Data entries
——————————

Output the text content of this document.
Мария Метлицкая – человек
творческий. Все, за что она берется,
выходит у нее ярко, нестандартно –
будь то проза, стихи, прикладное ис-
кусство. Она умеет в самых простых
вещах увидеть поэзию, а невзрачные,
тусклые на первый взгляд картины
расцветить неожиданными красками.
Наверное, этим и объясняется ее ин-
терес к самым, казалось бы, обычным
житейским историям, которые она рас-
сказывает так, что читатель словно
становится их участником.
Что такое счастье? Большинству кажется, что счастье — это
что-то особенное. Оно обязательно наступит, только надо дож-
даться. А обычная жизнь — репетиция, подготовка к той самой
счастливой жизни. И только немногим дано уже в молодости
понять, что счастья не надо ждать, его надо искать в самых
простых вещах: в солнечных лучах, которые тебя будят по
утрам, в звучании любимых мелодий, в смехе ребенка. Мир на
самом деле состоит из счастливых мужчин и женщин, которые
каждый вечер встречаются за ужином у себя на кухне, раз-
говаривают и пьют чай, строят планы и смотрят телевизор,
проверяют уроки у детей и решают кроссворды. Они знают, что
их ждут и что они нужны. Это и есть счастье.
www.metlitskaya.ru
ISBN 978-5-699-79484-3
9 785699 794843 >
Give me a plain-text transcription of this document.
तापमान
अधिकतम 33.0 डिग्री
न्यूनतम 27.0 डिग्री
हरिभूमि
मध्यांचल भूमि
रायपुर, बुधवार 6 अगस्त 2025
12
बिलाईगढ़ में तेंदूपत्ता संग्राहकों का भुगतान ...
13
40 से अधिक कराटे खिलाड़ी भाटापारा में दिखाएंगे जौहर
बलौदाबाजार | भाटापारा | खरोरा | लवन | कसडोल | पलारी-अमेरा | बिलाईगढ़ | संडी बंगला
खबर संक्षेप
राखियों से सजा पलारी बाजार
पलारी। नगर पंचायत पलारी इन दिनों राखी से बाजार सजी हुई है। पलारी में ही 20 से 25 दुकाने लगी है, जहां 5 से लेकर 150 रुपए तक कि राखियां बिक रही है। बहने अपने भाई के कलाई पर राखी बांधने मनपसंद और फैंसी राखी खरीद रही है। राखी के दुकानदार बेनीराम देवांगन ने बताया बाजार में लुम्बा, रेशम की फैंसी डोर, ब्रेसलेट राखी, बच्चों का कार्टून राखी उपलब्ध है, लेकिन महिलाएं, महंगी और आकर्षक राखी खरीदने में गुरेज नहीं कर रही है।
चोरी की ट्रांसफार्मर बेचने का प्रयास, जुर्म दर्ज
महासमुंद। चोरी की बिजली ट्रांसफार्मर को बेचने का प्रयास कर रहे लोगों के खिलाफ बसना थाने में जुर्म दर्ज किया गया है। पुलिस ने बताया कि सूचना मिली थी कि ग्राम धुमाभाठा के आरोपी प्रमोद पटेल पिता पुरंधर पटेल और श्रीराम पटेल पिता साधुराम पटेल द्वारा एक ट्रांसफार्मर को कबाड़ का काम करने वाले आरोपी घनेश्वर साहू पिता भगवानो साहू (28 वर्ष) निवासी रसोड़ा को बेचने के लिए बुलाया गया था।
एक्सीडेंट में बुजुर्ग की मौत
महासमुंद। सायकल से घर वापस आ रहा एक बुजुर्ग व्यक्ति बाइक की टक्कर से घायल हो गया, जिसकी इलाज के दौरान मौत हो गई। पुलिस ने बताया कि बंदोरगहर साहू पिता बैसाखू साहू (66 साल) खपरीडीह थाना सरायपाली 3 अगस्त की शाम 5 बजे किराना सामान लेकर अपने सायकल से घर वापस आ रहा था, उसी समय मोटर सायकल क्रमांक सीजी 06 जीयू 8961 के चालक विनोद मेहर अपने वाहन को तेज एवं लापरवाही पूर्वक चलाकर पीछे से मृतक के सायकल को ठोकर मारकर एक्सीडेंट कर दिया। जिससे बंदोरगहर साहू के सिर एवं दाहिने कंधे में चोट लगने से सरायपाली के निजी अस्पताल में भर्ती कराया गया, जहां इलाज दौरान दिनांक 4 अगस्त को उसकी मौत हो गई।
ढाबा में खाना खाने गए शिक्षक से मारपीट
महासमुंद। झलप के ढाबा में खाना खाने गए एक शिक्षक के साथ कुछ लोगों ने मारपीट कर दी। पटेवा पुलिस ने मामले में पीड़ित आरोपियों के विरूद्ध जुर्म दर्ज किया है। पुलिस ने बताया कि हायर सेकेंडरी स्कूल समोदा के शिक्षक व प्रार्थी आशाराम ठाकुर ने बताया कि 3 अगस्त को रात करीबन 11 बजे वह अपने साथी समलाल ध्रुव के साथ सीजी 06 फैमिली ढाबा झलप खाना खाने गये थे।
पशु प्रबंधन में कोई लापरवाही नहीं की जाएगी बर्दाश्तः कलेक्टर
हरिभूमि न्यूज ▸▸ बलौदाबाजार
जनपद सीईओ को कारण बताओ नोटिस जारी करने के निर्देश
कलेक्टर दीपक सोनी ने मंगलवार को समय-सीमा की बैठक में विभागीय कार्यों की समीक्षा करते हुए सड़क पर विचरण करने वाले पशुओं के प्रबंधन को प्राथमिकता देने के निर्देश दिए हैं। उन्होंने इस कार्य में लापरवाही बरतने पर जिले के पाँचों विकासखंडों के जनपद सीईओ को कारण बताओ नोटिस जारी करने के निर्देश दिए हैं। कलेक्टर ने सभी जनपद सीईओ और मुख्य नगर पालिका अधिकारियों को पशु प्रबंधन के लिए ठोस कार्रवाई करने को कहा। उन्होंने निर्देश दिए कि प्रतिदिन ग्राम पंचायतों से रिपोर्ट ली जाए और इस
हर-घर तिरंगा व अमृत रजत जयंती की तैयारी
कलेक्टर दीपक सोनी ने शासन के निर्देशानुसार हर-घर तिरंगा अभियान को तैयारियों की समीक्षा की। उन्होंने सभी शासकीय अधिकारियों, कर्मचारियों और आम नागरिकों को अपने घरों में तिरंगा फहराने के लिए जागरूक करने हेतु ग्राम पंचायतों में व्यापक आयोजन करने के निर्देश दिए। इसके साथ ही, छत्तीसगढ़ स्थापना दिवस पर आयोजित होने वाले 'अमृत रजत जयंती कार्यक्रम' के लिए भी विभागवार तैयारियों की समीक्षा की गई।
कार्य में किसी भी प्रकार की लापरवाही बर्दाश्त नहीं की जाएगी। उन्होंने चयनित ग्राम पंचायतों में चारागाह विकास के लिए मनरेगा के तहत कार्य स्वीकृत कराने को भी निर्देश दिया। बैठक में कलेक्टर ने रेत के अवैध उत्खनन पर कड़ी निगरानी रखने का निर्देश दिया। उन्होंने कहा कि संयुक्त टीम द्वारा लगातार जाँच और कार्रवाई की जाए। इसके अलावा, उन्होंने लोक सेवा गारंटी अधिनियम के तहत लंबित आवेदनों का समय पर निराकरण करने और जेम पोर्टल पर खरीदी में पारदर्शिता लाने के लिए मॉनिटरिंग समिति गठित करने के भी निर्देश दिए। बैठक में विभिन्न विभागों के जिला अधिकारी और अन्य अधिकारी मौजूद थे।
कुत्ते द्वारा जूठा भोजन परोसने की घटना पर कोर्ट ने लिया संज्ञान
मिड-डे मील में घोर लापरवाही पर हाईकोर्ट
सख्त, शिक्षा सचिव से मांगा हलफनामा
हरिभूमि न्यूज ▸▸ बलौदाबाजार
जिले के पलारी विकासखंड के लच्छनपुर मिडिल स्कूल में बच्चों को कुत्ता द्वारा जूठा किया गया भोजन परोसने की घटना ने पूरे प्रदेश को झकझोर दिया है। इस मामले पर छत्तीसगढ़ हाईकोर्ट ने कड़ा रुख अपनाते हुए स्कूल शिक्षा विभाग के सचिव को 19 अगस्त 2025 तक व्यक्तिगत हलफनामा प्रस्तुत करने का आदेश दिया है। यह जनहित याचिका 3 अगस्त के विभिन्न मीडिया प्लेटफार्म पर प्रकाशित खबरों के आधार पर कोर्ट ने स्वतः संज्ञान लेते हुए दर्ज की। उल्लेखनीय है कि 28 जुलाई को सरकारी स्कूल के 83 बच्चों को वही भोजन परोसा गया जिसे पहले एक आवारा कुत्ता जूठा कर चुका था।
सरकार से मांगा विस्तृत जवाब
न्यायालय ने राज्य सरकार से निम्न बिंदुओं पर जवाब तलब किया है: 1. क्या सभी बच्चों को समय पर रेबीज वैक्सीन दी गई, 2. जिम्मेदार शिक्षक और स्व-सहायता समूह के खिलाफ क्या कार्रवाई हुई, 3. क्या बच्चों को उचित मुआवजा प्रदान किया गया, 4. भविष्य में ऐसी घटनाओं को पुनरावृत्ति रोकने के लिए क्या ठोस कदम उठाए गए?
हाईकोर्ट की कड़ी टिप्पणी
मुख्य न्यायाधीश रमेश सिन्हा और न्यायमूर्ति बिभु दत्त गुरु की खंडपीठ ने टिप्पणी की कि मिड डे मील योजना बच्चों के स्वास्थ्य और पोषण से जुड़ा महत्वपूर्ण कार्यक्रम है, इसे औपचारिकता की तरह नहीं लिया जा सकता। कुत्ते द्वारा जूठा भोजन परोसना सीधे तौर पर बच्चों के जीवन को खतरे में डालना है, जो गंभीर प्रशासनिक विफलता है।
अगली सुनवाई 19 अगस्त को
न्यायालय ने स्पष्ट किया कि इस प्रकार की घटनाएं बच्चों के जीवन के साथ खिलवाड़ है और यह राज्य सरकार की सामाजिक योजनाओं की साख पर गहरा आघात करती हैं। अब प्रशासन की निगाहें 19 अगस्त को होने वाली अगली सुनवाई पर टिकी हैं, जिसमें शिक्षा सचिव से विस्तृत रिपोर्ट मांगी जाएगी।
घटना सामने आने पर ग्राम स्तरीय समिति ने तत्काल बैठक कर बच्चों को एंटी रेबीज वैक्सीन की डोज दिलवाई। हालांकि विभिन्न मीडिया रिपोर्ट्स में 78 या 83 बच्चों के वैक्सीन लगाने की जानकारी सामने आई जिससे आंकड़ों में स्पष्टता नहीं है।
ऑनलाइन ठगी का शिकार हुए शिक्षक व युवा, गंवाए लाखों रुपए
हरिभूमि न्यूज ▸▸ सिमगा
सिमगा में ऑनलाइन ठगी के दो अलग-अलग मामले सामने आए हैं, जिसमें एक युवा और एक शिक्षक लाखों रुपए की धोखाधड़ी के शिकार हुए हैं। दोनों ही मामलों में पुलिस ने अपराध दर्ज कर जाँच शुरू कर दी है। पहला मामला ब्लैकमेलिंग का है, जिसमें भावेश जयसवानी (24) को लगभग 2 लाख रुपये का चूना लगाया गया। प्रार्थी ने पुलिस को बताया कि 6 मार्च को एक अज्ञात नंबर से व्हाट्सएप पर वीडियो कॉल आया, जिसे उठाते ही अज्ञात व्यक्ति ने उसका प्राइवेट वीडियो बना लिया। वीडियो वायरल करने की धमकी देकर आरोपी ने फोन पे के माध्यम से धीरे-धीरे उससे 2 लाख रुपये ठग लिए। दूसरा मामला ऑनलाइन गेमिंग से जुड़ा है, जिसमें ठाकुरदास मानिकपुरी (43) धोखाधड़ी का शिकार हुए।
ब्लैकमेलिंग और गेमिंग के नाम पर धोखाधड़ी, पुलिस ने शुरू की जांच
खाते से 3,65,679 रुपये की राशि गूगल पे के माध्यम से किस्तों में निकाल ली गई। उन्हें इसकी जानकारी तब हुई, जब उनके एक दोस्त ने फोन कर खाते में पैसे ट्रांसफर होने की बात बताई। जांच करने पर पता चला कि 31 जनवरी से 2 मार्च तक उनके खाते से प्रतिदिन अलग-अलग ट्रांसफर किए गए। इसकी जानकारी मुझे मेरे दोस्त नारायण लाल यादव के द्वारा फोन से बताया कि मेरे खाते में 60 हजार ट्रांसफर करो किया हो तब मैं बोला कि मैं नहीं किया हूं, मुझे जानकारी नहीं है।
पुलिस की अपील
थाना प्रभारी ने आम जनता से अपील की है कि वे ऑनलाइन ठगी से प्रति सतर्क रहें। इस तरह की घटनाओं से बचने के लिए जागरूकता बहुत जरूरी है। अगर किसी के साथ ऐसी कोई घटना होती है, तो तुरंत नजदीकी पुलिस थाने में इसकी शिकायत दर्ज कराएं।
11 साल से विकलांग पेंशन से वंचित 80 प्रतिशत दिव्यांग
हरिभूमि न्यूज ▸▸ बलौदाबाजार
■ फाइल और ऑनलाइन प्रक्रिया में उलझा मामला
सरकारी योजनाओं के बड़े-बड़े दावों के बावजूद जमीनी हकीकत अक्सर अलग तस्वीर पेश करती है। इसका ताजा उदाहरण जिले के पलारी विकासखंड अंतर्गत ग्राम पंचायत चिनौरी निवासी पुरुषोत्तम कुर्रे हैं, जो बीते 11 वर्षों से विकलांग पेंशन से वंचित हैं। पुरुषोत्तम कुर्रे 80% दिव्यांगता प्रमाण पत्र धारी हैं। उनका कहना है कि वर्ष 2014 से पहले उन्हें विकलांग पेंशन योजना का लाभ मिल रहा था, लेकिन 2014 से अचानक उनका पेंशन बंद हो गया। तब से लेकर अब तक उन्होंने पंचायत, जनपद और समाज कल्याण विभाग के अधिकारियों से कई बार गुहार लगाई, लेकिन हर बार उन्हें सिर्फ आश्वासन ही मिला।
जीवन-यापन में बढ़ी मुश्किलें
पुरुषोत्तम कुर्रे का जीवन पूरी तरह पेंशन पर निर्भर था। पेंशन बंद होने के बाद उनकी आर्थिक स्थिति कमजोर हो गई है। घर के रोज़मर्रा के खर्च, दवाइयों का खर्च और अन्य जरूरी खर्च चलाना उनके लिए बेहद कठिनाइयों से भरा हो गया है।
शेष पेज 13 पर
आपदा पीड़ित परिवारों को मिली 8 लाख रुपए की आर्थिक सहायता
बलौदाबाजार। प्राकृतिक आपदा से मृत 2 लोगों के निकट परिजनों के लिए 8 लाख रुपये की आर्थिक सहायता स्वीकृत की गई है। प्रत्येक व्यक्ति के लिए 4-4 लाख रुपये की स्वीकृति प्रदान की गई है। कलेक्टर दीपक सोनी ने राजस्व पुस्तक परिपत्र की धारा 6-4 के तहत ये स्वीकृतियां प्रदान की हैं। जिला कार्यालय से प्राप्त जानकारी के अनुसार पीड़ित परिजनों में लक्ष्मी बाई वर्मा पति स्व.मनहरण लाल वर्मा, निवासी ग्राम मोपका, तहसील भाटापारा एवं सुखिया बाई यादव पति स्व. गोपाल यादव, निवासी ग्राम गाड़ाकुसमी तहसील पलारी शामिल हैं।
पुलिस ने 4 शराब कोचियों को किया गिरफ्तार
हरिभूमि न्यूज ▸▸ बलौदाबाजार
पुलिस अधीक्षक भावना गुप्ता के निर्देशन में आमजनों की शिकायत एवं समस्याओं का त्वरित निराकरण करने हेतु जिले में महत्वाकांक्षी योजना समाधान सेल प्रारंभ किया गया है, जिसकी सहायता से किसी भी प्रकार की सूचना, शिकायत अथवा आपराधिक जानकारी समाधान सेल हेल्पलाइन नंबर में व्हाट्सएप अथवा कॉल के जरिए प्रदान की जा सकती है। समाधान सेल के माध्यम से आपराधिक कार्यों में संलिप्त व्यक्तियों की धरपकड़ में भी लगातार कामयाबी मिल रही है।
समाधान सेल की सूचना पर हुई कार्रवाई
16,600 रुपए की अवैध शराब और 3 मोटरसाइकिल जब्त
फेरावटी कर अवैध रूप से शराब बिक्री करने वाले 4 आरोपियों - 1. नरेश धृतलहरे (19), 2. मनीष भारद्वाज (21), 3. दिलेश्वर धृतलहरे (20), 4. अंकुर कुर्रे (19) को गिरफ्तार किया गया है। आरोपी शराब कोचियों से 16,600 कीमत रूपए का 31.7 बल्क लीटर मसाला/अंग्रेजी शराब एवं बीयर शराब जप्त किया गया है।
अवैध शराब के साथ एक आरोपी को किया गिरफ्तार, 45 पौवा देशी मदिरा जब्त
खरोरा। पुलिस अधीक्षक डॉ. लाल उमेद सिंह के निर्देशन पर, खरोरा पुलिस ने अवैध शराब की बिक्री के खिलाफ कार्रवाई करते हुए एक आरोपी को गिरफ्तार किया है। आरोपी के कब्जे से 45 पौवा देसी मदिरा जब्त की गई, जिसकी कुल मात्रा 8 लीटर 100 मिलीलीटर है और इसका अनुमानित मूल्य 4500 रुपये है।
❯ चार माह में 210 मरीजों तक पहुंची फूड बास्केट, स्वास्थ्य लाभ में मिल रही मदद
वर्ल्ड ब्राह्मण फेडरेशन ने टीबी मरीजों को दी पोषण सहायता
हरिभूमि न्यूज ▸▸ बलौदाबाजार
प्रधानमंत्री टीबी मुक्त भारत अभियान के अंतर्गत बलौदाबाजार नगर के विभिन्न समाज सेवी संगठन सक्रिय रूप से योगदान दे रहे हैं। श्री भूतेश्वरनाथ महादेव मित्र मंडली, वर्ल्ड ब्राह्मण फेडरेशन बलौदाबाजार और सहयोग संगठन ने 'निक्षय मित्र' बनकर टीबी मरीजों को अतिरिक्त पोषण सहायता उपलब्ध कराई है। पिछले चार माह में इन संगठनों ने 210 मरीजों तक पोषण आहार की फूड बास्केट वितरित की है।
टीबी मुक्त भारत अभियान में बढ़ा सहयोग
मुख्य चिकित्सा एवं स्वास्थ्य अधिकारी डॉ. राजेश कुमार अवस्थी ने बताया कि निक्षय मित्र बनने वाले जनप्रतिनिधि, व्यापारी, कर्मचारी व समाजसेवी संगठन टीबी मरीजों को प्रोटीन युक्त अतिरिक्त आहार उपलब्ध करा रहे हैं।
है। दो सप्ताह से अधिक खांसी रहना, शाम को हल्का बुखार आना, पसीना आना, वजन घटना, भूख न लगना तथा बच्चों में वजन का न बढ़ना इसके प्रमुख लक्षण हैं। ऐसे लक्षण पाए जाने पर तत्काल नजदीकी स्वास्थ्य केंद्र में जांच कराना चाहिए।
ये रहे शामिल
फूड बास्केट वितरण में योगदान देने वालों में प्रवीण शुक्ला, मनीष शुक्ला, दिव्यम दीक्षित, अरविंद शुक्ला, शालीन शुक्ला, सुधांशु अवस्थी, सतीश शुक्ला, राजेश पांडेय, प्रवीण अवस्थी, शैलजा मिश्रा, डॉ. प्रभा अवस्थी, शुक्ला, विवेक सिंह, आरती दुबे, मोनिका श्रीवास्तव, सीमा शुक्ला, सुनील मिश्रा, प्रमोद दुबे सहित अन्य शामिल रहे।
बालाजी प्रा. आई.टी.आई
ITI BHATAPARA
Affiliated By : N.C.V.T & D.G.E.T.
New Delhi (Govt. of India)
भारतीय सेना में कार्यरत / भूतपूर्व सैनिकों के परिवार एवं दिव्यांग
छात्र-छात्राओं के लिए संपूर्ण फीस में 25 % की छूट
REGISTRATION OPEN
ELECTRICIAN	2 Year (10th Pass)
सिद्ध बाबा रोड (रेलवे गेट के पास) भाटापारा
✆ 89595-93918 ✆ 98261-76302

——————————

## Aim
From the data above, gather every line that includes the word "самых".

## Reply to the exercise
кусство. Она умеет в самых простых
понять, что счастья не надо ждать, его надо искать в самых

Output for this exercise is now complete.